Segment Open

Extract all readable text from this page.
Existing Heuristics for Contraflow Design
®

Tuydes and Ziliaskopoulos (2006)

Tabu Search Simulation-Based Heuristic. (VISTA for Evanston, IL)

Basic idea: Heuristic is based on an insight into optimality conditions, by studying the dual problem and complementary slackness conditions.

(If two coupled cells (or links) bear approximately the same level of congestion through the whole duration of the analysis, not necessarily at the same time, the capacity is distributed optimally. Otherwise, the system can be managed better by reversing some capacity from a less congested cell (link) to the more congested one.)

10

Segment Closed
Segment Open

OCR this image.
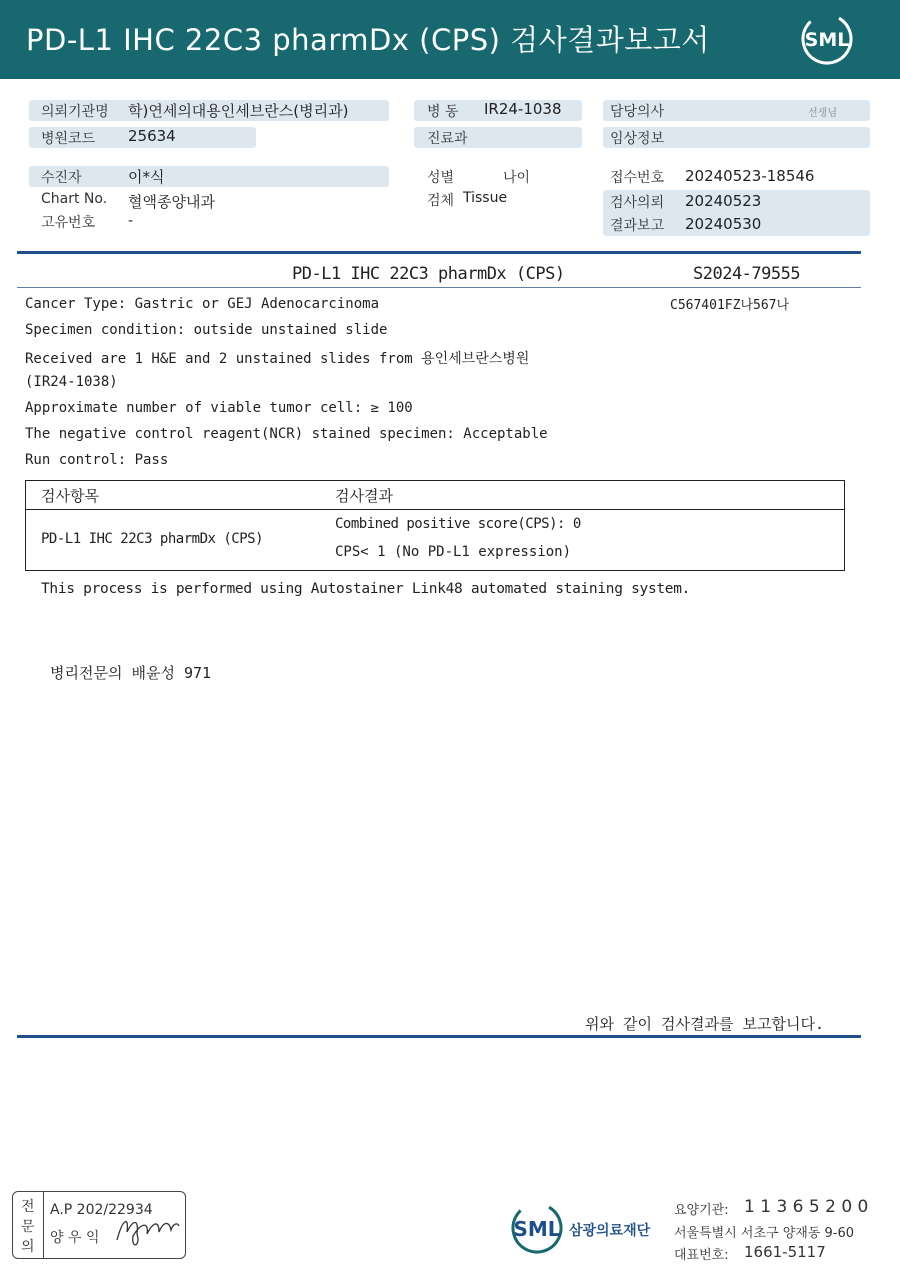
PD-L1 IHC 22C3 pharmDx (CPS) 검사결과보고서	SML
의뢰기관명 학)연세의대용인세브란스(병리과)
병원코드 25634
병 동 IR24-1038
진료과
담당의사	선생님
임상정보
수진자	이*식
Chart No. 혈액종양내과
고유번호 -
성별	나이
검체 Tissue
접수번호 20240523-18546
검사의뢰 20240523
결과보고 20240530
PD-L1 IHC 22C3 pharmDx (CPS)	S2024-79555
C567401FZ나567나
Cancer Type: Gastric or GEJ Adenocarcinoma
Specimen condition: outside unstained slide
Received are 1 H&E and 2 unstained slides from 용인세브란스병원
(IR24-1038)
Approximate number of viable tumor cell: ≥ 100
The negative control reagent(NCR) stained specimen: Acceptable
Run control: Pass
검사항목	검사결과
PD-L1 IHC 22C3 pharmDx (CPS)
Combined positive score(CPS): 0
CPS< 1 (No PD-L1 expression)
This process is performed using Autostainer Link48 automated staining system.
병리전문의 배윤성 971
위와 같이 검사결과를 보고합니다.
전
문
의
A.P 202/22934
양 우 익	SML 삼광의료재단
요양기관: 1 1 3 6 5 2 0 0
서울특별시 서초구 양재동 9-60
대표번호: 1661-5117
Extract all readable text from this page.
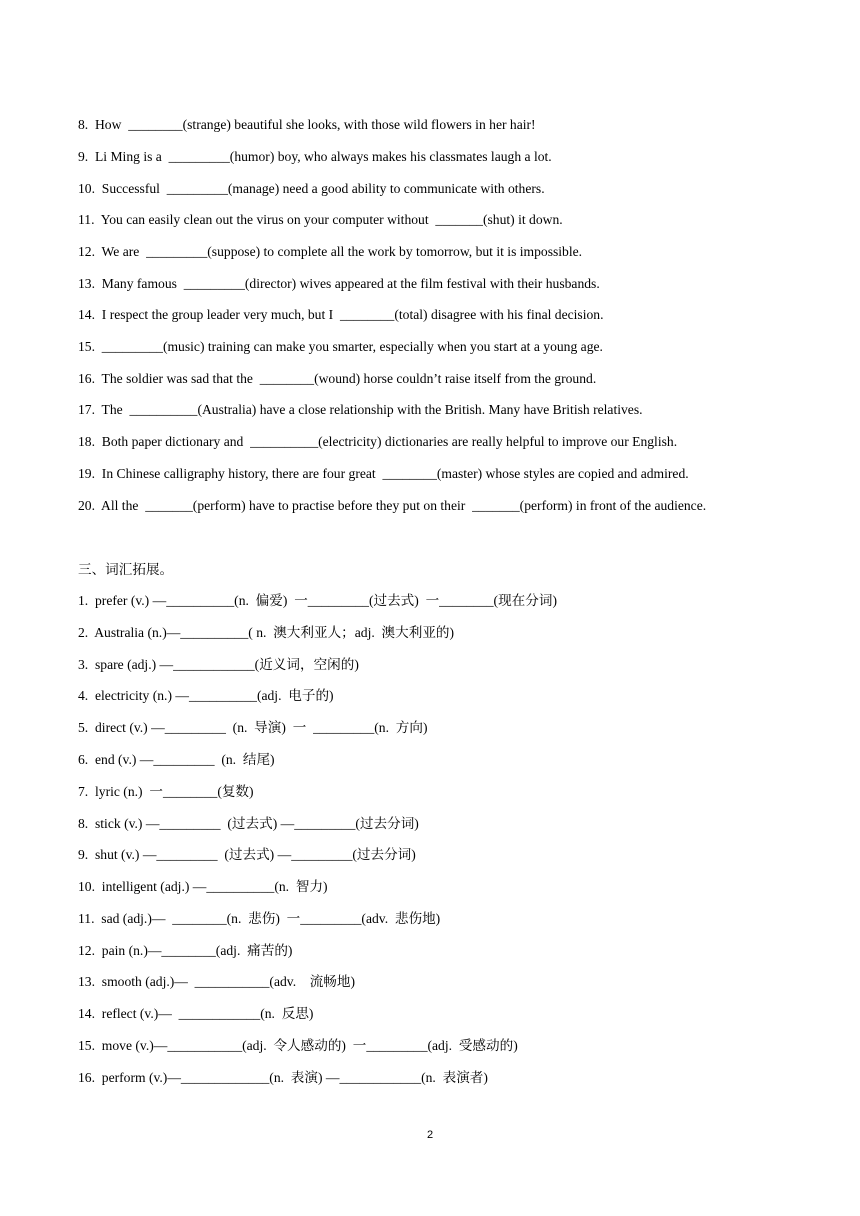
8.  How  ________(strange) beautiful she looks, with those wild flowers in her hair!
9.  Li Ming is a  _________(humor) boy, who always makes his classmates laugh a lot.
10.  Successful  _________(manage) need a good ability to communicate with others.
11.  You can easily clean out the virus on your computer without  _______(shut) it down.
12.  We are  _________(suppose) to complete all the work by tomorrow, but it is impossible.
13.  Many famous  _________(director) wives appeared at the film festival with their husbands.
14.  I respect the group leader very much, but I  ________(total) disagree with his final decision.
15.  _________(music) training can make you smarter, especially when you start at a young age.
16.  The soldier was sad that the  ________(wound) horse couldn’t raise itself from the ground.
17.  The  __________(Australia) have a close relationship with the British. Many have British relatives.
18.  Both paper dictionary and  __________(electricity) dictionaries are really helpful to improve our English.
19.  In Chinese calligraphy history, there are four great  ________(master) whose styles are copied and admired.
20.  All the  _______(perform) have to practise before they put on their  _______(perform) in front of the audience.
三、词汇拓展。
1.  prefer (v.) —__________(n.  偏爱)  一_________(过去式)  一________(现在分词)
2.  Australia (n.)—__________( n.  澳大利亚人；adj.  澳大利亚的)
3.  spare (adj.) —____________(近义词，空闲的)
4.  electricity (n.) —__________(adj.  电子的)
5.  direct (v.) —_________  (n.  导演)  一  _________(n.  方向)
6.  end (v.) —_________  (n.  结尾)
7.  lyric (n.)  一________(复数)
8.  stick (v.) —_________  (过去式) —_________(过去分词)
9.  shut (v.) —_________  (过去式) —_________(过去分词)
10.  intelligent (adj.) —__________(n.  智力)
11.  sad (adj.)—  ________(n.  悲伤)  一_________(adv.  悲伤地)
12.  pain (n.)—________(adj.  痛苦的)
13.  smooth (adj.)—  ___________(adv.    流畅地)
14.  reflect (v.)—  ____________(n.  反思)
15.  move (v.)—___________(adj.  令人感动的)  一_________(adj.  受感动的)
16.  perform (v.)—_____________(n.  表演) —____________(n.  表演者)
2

Segment Closed

> Try it: Copy the lines from the entries above in which the word "have" appears.

> Exercise solution:
17.  The  __________(Australia) have a close relationship with the British. Many have British relatives.
20.  All the  _______(perform) have to practise before they put on their  _______(perform) in front of the audience.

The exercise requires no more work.